#### RECORDS SHOWN ####

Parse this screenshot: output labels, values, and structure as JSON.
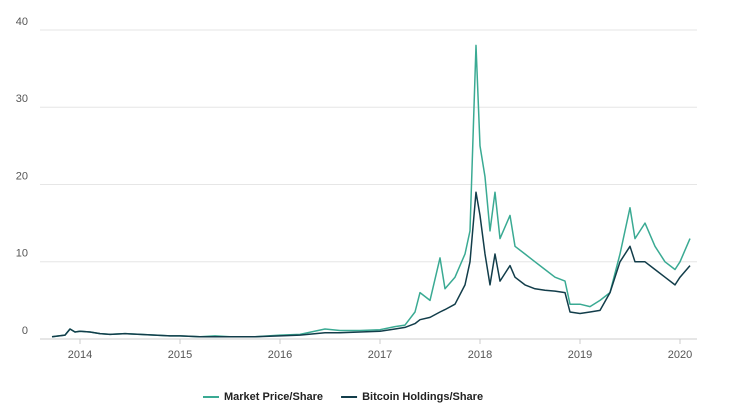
{
  "chart_data": {
    "type": "line",
    "x": [
      2013.72,
      2013.85,
      2013.9,
      2013.95,
      2014.0,
      2014.1,
      2014.2,
      2014.3,
      2014.45,
      2014.6,
      2014.75,
      2014.9,
      2015.0,
      2015.2,
      2015.35,
      2015.5,
      2015.75,
      2016.0,
      2016.2,
      2016.45,
      2016.6,
      2016.8,
      2017.0,
      2017.15,
      2017.25,
      2017.35,
      2017.4,
      2017.5,
      2017.6,
      2017.65,
      2017.75,
      2017.85,
      2017.9,
      2017.96,
      2018.0,
      2018.05,
      2018.1,
      2018.15,
      2018.2,
      2018.3,
      2018.35,
      2018.45,
      2018.55,
      2018.65,
      2018.75,
      2018.85,
      2018.9,
      2019.0,
      2019.1,
      2019.2,
      2019.3,
      2019.4,
      2019.5,
      2019.55,
      2019.65,
      2019.75,
      2019.85,
      2019.95,
      2020.0,
      2020.1
    ],
    "series": [
      {
        "name": "Market Price/Share",
        "color": "#3aaa93",
        "values": [
          0.3,
          0.5,
          1.3,
          0.9,
          1.0,
          0.9,
          0.7,
          0.6,
          0.7,
          0.6,
          0.5,
          0.4,
          0.4,
          0.3,
          0.4,
          0.3,
          0.3,
          0.5,
          0.6,
          1.3,
          1.1,
          1.1,
          1.2,
          1.6,
          1.8,
          3.5,
          6.0,
          5.0,
          10.5,
          6.5,
          8,
          11,
          14,
          38,
          25,
          21,
          14,
          19,
          13,
          16,
          12,
          11,
          10,
          9,
          8,
          7.5,
          4.5,
          4.5,
          4.2,
          5,
          6,
          11,
          17,
          13,
          15,
          12,
          10,
          9,
          10,
          13
        ]
      },
      {
        "name": "Bitcoin Holdings/Share",
        "color": "#123d4a",
        "values": [
          0.3,
          0.5,
          1.3,
          0.9,
          1.0,
          0.9,
          0.7,
          0.6,
          0.7,
          0.6,
          0.5,
          0.4,
          0.4,
          0.3,
          0.3,
          0.3,
          0.3,
          0.4,
          0.5,
          0.8,
          0.8,
          0.9,
          1.0,
          1.3,
          1.5,
          2.0,
          2.5,
          2.8,
          3.5,
          3.8,
          4.5,
          7,
          10,
          19,
          16,
          11,
          7,
          11,
          7.5,
          9.5,
          8,
          7,
          6.5,
          6.3,
          6.2,
          6,
          3.5,
          3.3,
          3.5,
          3.7,
          6,
          10,
          12,
          10,
          10,
          9,
          8,
          7,
          8,
          9.5
        ]
      }
    ],
    "xlim": [
      2013.6,
      2020.17
    ],
    "xticks": [
      2014,
      2015,
      2016,
      2017,
      2018,
      2019,
      2020
    ],
    "ylim": [
      0,
      40
    ],
    "yticks": [
      0,
      10,
      20,
      30,
      40
    ],
    "grid": true,
    "legend": "bottom"
  }
}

####

— YOUR TASK —
Find out how many lines in the listing contain the string "Share". Give the number alone.

— RESULT —
2